• Working data:
========================================================================
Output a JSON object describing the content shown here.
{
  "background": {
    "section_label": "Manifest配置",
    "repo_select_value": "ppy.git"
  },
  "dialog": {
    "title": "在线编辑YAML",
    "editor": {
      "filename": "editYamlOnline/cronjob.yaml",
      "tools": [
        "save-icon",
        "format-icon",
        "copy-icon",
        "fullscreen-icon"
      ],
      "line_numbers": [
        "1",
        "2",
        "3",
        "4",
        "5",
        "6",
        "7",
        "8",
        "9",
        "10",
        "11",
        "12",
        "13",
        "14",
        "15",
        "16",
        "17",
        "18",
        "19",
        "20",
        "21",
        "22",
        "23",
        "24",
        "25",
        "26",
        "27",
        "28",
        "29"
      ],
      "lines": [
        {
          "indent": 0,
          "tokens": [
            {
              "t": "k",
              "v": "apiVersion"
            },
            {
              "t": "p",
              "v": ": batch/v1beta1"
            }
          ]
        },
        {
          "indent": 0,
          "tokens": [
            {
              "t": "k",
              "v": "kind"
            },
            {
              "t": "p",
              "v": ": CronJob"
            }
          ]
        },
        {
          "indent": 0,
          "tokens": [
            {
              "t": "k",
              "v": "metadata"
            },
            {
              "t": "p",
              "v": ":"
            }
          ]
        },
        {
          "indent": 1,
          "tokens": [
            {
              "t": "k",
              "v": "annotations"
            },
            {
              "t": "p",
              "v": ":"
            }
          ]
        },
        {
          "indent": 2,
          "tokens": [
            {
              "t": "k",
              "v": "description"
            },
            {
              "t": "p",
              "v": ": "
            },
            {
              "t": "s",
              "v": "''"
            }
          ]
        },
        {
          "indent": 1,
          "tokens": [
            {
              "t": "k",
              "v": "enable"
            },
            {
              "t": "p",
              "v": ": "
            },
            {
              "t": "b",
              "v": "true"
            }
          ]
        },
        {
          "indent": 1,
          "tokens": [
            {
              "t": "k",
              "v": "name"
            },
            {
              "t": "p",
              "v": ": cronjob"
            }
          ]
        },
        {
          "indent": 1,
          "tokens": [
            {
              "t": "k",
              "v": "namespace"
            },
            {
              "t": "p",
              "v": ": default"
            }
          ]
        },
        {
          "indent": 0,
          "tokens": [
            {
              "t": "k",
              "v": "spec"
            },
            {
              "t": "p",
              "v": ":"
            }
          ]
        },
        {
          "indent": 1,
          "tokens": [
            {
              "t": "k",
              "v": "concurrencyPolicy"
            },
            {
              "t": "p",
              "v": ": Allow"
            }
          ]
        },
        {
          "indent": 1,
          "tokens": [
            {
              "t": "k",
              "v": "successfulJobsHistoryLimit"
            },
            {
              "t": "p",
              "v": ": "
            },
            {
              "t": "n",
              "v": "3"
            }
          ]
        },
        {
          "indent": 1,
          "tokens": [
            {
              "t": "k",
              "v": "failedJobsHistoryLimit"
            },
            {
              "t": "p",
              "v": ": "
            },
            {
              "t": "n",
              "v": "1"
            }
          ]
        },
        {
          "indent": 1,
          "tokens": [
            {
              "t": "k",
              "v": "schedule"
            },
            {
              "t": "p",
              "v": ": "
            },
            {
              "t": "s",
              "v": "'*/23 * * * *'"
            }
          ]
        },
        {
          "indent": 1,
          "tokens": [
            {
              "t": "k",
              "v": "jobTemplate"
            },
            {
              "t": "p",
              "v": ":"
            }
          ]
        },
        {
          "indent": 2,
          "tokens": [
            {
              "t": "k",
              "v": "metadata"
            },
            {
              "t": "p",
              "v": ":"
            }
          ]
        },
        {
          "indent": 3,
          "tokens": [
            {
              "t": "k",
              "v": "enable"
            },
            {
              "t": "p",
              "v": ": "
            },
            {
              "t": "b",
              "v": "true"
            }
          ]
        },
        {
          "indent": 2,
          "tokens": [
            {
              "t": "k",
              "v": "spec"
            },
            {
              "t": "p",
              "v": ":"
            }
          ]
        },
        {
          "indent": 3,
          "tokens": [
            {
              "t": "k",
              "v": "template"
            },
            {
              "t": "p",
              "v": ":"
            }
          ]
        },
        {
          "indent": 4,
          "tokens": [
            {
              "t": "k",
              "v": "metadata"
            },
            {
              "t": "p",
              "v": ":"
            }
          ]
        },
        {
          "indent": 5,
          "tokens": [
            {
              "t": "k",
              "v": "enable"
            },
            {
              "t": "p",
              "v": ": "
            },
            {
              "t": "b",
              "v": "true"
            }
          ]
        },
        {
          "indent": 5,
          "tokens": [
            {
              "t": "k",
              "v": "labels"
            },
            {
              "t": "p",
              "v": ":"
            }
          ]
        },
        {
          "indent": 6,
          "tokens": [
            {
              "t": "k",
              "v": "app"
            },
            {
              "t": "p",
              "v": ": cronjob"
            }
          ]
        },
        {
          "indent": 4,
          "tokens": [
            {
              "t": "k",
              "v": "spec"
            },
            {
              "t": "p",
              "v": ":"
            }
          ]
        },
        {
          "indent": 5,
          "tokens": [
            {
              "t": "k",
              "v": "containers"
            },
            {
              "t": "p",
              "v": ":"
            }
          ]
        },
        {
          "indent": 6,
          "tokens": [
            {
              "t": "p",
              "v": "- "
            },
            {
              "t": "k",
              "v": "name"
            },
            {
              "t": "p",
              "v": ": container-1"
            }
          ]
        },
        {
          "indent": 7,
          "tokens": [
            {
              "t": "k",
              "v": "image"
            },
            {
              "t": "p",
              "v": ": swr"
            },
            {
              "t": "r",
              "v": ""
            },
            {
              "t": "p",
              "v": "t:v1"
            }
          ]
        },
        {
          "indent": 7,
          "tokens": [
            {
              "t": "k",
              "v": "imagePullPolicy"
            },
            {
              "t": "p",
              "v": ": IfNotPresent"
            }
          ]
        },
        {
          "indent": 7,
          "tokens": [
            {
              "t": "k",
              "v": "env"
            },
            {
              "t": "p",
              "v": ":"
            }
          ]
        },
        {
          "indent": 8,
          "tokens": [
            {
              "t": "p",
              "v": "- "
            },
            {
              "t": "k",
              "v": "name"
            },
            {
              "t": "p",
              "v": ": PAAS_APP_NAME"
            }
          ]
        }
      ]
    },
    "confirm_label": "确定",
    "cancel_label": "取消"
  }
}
========================================================================
• Stated goal: Repeat every record exactly as written, please.

• Response to this exercise:
Output a JSON object describing the content shown here.
{
  "background": {
    "section_label": "Manifest配置",
    "repo_select_value": "ppy.git"
  },
  "dialog": {
    "title": "在线编辑YAML",
    "editor": {
      "filename": "editYamlOnline/cronjob.yaml",
      "tools": [
        "save-icon",
        "format-icon",
        "copy-icon",
        "fullscreen-icon"
      ],
      "line_numbers": [
        "1",
        "2",
        "3",
        "4",
        "5",
        "6",
        "7",
        "8",
        "9",
        "10",
        "11",
        "12",
        "13",
        "14",
        "15",
        "16",
        "17",
        "18",
        "19",
        "20",
        "21",
        "22",
        "23",
        "24",
        "25",
        "26",
        "27",
        "28",
        "29"
      ],
      "lines": [
        {
          "indent": 0,
          "tokens": [
            {
              "t": "k",
              "v": "apiVersion"
            },
            {
              "t": "p",
              "v": ": batch/v1beta1"
            }
          ]
        },
        {
          "indent": 0,
          "tokens": [
            {
              "t": "k",
              "v": "kind"
            },
            {
              "t": "p",
              "v": ": CronJob"
            }
          ]
        },
        {
          "indent": 0,
          "tokens": [
            {
              "t": "k",
              "v": "metadata"
            },
            {
              "t": "p",
              "v": ":"
            }
          ]
        },
        {
          "indent": 1,
          "tokens": [
            {
              "t": "k",
              "v": "annotations"
            },
            {
              "t": "p",
              "v": ":"
            }
          ]
        },
        {
          "indent": 2,
          "tokens": [
            {
              "t": "k",
              "v": "description"
            },
            {
              "t": "p",
              "v": ": "
            },
            {
              "t": "s",
              "v": "''"
            }
          ]
        },
        {
          "indent": 1,
          "tokens": [
            {
              "t": "k",
              "v": "enable"
            },
            {
              "t": "p",
              "v": ": "
            },
            {
              "t": "b",
              "v": "true"
            }
          ]
        },
        {
          "indent": 1,
          "tokens": [
            {
              "t": "k",
              "v": "name"
            },
            {
              "t": "p",
              "v": ": cronjob"
            }
          ]
        },
        {
          "indent": 1,
          "tokens": [
            {
              "t": "k",
              "v": "namespace"
            },
            {
              "t": "p",
              "v": ": default"
            }
          ]
        },
        {
          "indent": 0,
          "tokens": [
            {
              "t": "k",
              "v": "spec"
            },
            {
              "t": "p",
              "v": ":"
            }
          ]
        },
        {
          "indent": 1,
          "tokens": [
            {
              "t": "k",
              "v": "concurrencyPolicy"
            },
            {
              "t": "p",
              "v": ": Allow"
            }
          ]
        },
        {
          "indent": 1,
          "tokens": [
            {
              "t": "k",
              "v": "successfulJobsHistoryLimit"
            },
            {
              "t": "p",
              "v": ": "
            },
            {
              "t": "n",
              "v": "3"
            }
          ]
        },
        {
          "indent": 1,
          "tokens": [
            {
              "t": "k",
              "v": "failedJobsHistoryLimit"
            },
            {
              "t": "p",
              "v": ": "
            },
            {
              "t": "n",
              "v": "1"
            }
          ]
        },
        {
          "indent": 1,
          "tokens": [
            {
              "t": "k",
              "v": "schedule"
            },
            {
              "t": "p",
              "v": ": "
            },
            {
              "t": "s",
              "v": "'*/23 * * * *'"
            }
          ]
        },
        {
          "indent": 1,
          "tokens": [
            {
              "t": "k",
              "v": "jobTemplate"
            },
            {
              "t": "p",
              "v": ":"
            }
          ]
        },
        {
          "indent": 2,
          "tokens": [
            {
              "t": "k",
              "v": "metadata"
            },
            {
              "t": "p",
              "v": ":"
            }
          ]
        },
        {
          "indent": 3,
          "tokens": [
            {
              "t": "k",
              "v": "enable"
            },
            {
              "t": "p",
              "v": ": "
            },
            {
              "t": "b",
              "v": "true"
            }
          ]
        },
        {
          "indent": 2,
          "tokens": [
            {
              "t": "k",
              "v": "spec"
            },
            {
              "t": "p",
              "v": ":"
            }
          ]
        },
        {
          "indent": 3,
          "tokens": [
            {
              "t": "k",
              "v": "template"
            },
            {
              "t": "p",
              "v": ":"
            }
          ]
        },
        {
          "indent": 4,
          "tokens": [
            {
              "t": "k",
              "v": "metadata"
            },
            {
              "t": "p",
              "v": ":"
            }
          ]
        },
        {
          "indent": 5,
          "tokens": [
            {
              "t": "k",
              "v": "enable"
            },
            {
              "t": "p",
              "v": ": "
            },
            {
              "t": "b",
              "v": "true"
            }
          ]
        },
        {
          "indent": 5,
          "tokens": [
            {
              "t": "k",
              "v": "labels"
            },
            {
              "t": "p",
              "v": ":"
            }
          ]
        },
        {
          "indent": 6,
          "tokens": [
            {
              "t": "k",
              "v": "app"
            },
            {
              "t": "p",
              "v": ": cronjob"
            }
          ]
        },
        {
          "indent": 4,
          "tokens": [
            {
              "t": "k",
              "v": "spec"
            },
            {
              "t": "p",
              "v": ":"
            }
          ]
        },
        {
          "indent": 5,
          "tokens": [
            {
              "t": "k",
              "v": "containers"
            },
            {
              "t": "p",
              "v": ":"
            }
          ]
        },
        {
          "indent": 6,
          "tokens": [
            {
              "t": "p",
              "v": "- "
            },
            {
              "t": "k",
              "v": "name"
            },
            {
              "t": "p",
              "v": ": container-1"
            }
          ]
        },
        {
          "indent": 7,
          "tokens": [
            {
              "t": "k",
              "v": "image"
            },
            {
              "t": "p",
              "v": ": swr"
            },
            {
              "t": "r",
              "v": ""
            },
            {
              "t": "p",
              "v": "t:v1"
            }
          ]
        },
        {
          "indent": 7,
          "tokens": [
            {
              "t": "k",
              "v": "imagePullPolicy"
            },
            {
              "t": "p",
              "v": ": IfNotPresent"
            }
          ]
        },
        {
          "indent": 7,
          "tokens": [
            {
              "t": "k",
              "v": "env"
            },
            {
              "t": "p",
              "v": ":"
            }
          ]
        },
        {
          "indent": 8,
          "tokens": [
            {
              "t": "p",
              "v": "- "
            },
            {
              "t": "k",
              "v": "name"
            },
            {
              "t": "p",
              "v": ": PAAS_APP_NAME"
            }
          ]
        }
      ]
    },
    "confirm_label": "确定",
    "cancel_label": "取消"
  }
}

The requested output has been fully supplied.